___ EXERCISE MATERIAL ___
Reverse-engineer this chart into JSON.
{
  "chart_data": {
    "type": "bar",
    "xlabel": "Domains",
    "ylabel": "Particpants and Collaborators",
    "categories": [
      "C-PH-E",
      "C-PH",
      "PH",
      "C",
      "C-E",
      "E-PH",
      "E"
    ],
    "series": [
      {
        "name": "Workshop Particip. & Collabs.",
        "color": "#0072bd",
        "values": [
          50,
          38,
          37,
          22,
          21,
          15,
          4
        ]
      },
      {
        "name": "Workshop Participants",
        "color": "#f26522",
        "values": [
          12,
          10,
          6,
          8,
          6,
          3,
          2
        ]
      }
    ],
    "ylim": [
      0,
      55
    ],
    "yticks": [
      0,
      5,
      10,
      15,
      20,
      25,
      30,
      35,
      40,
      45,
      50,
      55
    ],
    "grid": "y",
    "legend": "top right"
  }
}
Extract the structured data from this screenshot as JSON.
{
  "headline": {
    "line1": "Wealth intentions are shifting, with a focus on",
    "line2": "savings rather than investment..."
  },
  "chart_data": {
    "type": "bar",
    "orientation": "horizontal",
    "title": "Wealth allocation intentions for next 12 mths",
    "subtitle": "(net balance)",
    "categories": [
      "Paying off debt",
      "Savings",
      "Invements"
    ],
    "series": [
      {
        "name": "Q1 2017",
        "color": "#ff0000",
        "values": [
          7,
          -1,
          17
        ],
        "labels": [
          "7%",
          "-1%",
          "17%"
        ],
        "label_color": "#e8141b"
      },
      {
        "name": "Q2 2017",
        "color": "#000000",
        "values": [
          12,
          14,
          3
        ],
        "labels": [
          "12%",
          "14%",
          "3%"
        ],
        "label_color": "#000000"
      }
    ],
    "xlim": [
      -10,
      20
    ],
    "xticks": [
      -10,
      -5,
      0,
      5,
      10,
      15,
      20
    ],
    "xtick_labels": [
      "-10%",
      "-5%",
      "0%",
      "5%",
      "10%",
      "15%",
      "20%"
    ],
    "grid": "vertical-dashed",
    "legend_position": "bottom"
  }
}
___
SHORT TASK: Extract all of the data above and output it character for character.

THE REPLY:
Reverse-engineer this chart into JSON.
{
  "chart_data": {
    "type": "bar",
    "xlabel": "Domains",
    "ylabel": "Particpants and Collaborators",
    "categories": [
      "C-PH-E",
      "C-PH",
      "PH",
      "C",
      "C-E",
      "E-PH",
      "E"
    ],
    "series": [
      {
        "name": "Workshop Particip. & Collabs.",
        "color": "#0072bd",
        "values": [
          50,
          38,
          37,
          22,
          21,
          15,
          4
        ]
      },
      {
        "name": "Workshop Participants",
        "color": "#f26522",
        "values": [
          12,
          10,
          6,
          8,
          6,
          3,
          2
        ]
      }
    ],
    "ylim": [
      0,
      55
    ],
    "yticks": [
      0,
      5,
      10,
      15,
      20,
      25,
      30,
      35,
      40,
      45,
      50,
      55
    ],
    "grid": "y",
    "legend": "top right"
  }
}
Extract the structured data from this screenshot as JSON.
{
  "headline": {
    "line1": "Wealth intentions are shifting, with a focus on",
    "line2": "savings rather than investment..."
  },
  "chart_data": {
    "type": "bar",
    "orientation": "horizontal",
    "title": "Wealth allocation intentions for next 12 mths",
    "subtitle": "(net balance)",
    "categories": [
      "Paying off debt",
      "Savings",
      "Invements"
    ],
    "series": [
      {
        "name": "Q1 2017",
        "color": "#ff0000",
        "values": [
          7,
          -1,
          17
        ],
        "labels": [
          "7%",
          "-1%",
          "17%"
        ],
        "label_color": "#e8141b"
      },
      {
        "name": "Q2 2017",
        "color": "#000000",
        "values": [
          12,
          14,
          3
        ],
        "labels": [
          "12%",
          "14%",
          "3%"
        ],
        "label_color": "#000000"
      }
    ],
    "xlim": [
      -10,
      20
    ],
    "xticks": [
      -10,
      -5,
      0,
      5,
      10,
      15,
      20
    ],
    "xtick_labels": [
      "-10%",
      "-5%",
      "0%",
      "5%",
      "10%",
      "15%",
      "20%"
    ],
    "grid": "vertical-dashed",
    "legend_position": "bottom"
  }
}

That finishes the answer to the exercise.